• WHAT YOU NEED TO DO: Examine the records and identify each line that includes the string "place". Copy those lines.

• Saved entries:
--- START ---
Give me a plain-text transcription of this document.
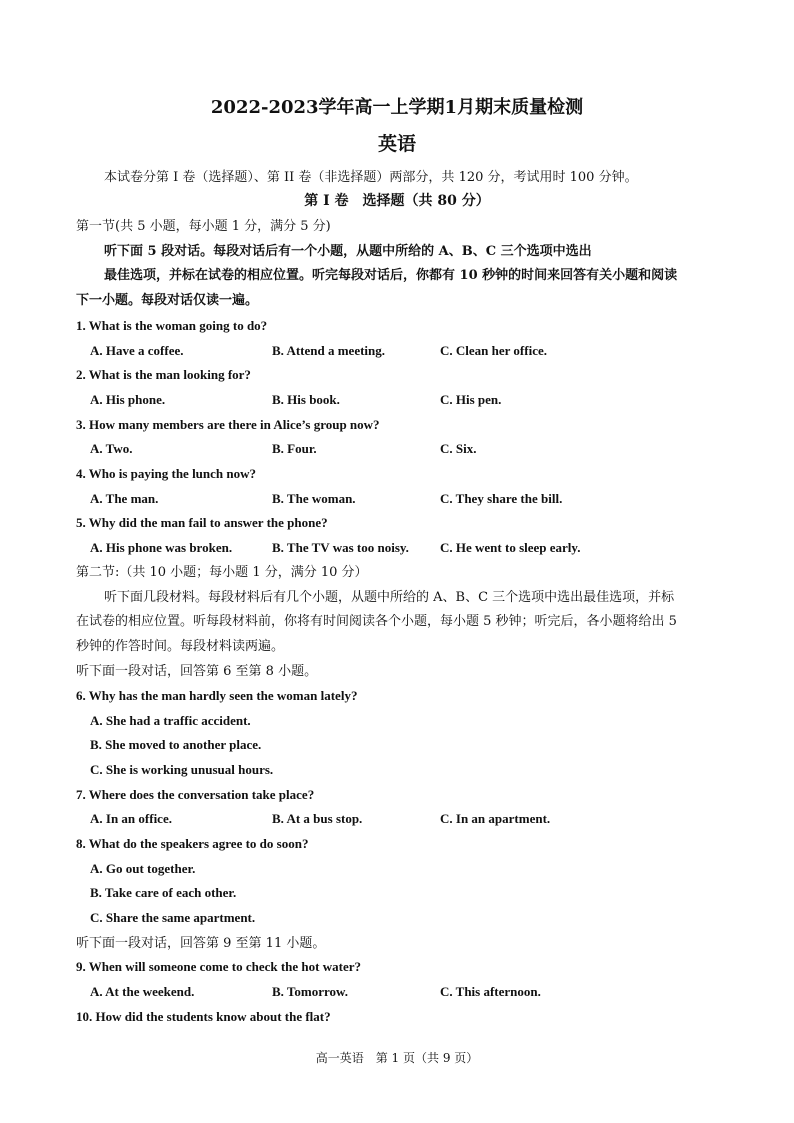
2022-2023学年高一上学期1月期末质量检测
英语
本试卷分第 I 卷（选择题）、第 II 卷（非选择题）两部分，共 120 分，考试用时 100 分钟。
第 I 卷　选择题（共 80 分）
第一节(共 5 小题，每小题 1 分，满分 5 分)
听下面 5 段对话。每段对话后有一个小题，从题中所给的 A、B、C 三个选项中选出
最佳选项，并标在试卷的相应位置。听完每段对话后，你都有 10 秒钟的时间来回答有关小题和阅读
下一小题。每段对话仅读一遍。
1. What is the woman going to do?
A. Have a coffee.	B. Attend a meeting.	C. Clean her office.
2. What is the man looking for?
A. His phone.	B. His book.	C. His pen.
3. How many members are there in Alice’s group now?
A. Two.	B. Four.	C. Six.
4. Who is paying the lunch now?
A. The man.	B. The woman.	C. They share the bill.
5. Why did the man fail to answer the phone?
A. His phone was broken.	B. The TV was too noisy. C. He went to sleep early.
第二节:（共 10 小题；每小题 1 分，满分 10 分）
听下面几段材料。每段材料后有几个小题，从题中所给的 A、B、C 三个选项中选出最佳选项，并标
在试卷的相应位置。听每段材料前，你将有时间阅读各个小题，每小题 5 秒钟；听完后，各小题将给出 5
秒钟的作答时间。每段材料读两遍。
听下面一段对话，回答第 6 至第 8 小题。
6. Why has the man hardly seen the woman lately?
A. She had a traffic accident.
B. She moved to another place.
C. She is working unusual hours.
7. Where does the conversation take place?
A. In an office.	B. At a bus stop.	C. In an apartment.
8. What do the speakers agree to do soon?
A. Go out together.
B. Take care of each other.
C. Share the same apartment.
听下面一段对话，回答第 9 至第 11 小题。
9. When will someone come to check the hot water?
A. At the weekend.	B. Tomorrow.	C. This afternoon.
10. How did the students know about the flat?
高一英语　第 1 页（共 9 页）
--- END ---
• TASK OUTPUT:
B. She moved to another place.
7. Where does the conversation take place?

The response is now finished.